__OBJECTIVE__:
Images are not part of the copy; transcribe all the data exactly.

— Start of INPUT MATERIAL —

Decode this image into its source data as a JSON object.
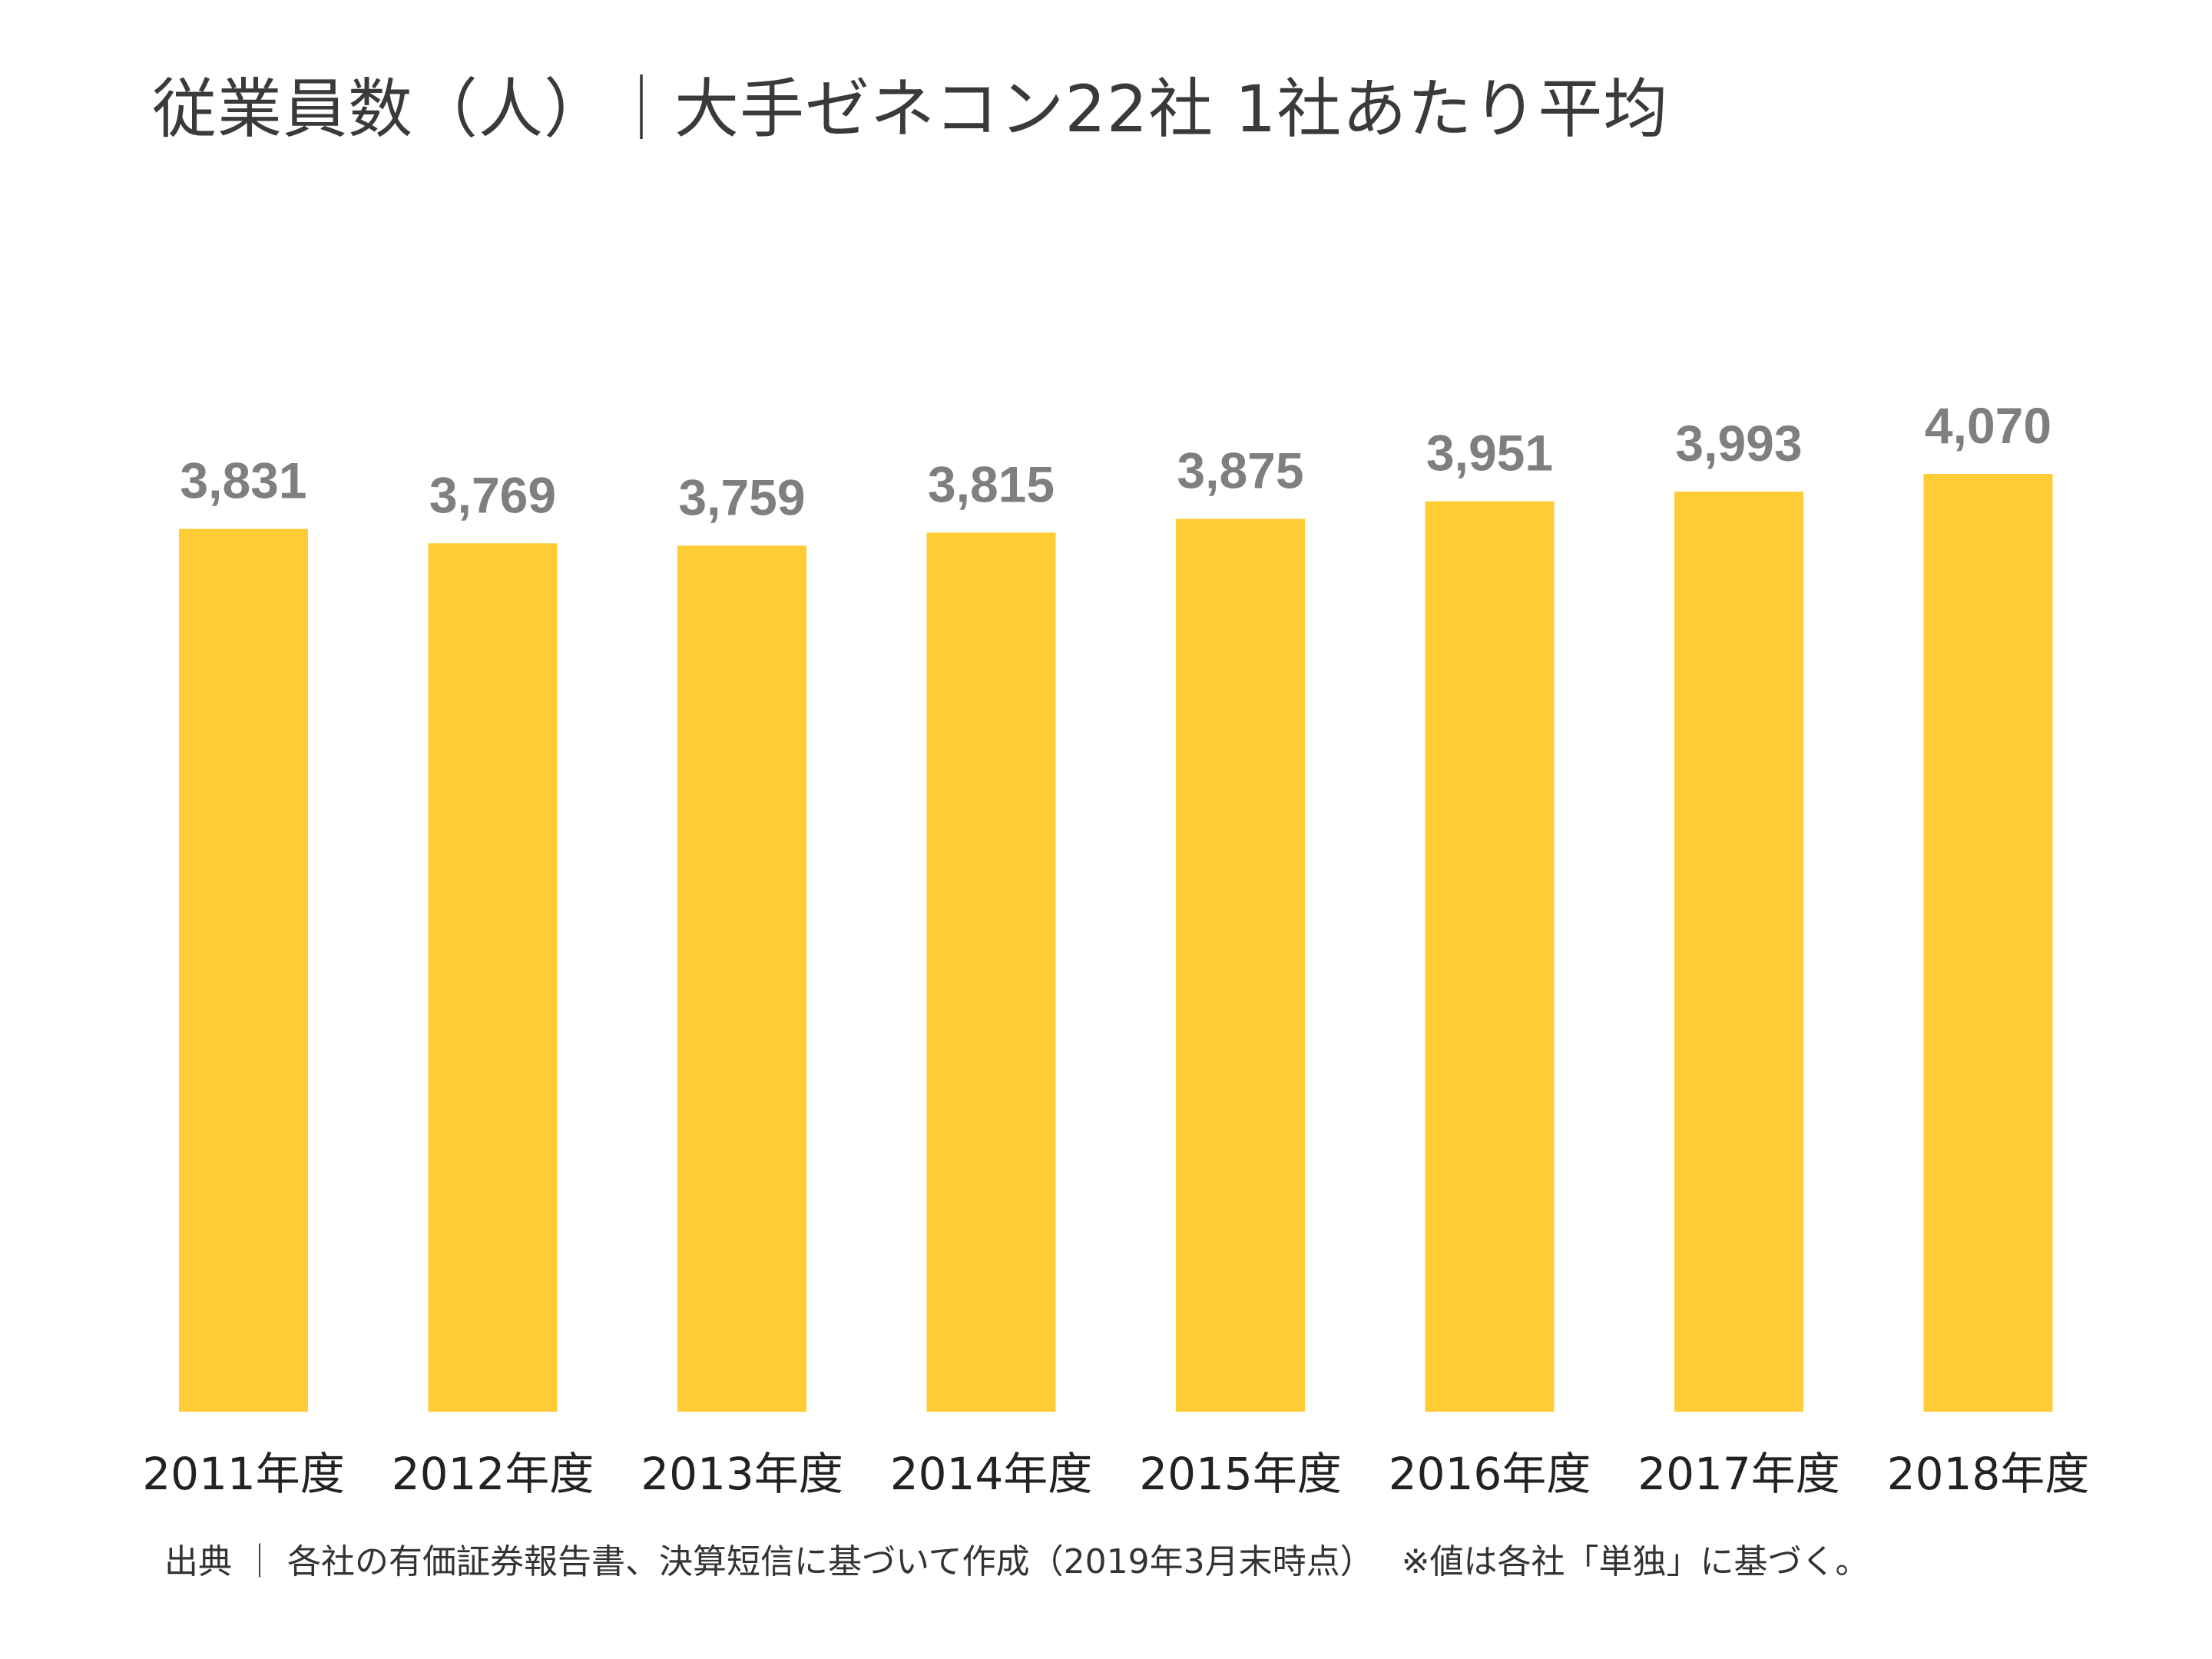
{
  "chart_data": {
    "type": "bar",
    "title": "従業員数（人）｜大手ゼネコン22社 1社あたり平均",
    "categories": [
      "2011年度",
      "2012年度",
      "2013年度",
      "2014年度",
      "2015年度",
      "2016年度",
      "2017年度",
      "2018年度"
    ],
    "values": [
      3831,
      3769,
      3759,
      3815,
      3875,
      3951,
      3993,
      4070
    ],
    "value_labels": [
      "3,831",
      "3,769",
      "3,759",
      "3,815",
      "3,875",
      "3,951",
      "3,993",
      "4,070"
    ],
    "xlabel": "",
    "ylabel": "",
    "ylim": [
      0,
      4500
    ],
    "grid": false,
    "legend": "none",
    "bar_color": "#FFCC33",
    "label_color": "#7F7F7F"
  },
  "footer": {
    "source": "出典 ｜ 各社の有価証券報告書、決算短信に基づいて作成（2019年3月末時点）　 ※値は各社「単独」に基づく。"
  }
}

— End of INPUT MATERIAL —

__SOLUTION__:
Decode this image into its source data as a JSON object.
{
  "chart_data": {
    "type": "bar",
    "title": "従業員数（人）｜大手ゼネコン22社 1社あたり平均",
    "categories": [
      "2011年度",
      "2012年度",
      "2013年度",
      "2014年度",
      "2015年度",
      "2016年度",
      "2017年度",
      "2018年度"
    ],
    "values": [
      3831,
      3769,
      3759,
      3815,
      3875,
      3951,
      3993,
      4070
    ],
    "value_labels": [
      "3,831",
      "3,769",
      "3,759",
      "3,815",
      "3,875",
      "3,951",
      "3,993",
      "4,070"
    ],
    "xlabel": "",
    "ylabel": "",
    "ylim": [
      0,
      4500
    ],
    "grid": false,
    "legend": "none",
    "bar_color": "#FFCC33",
    "label_color": "#7F7F7F"
  },
  "footer": {
    "source": "出典 ｜ 各社の有価証券報告書、決算短信に基づいて作成（2019年3月末時点）　 ※値は各社「単独」に基づく。"
  }
}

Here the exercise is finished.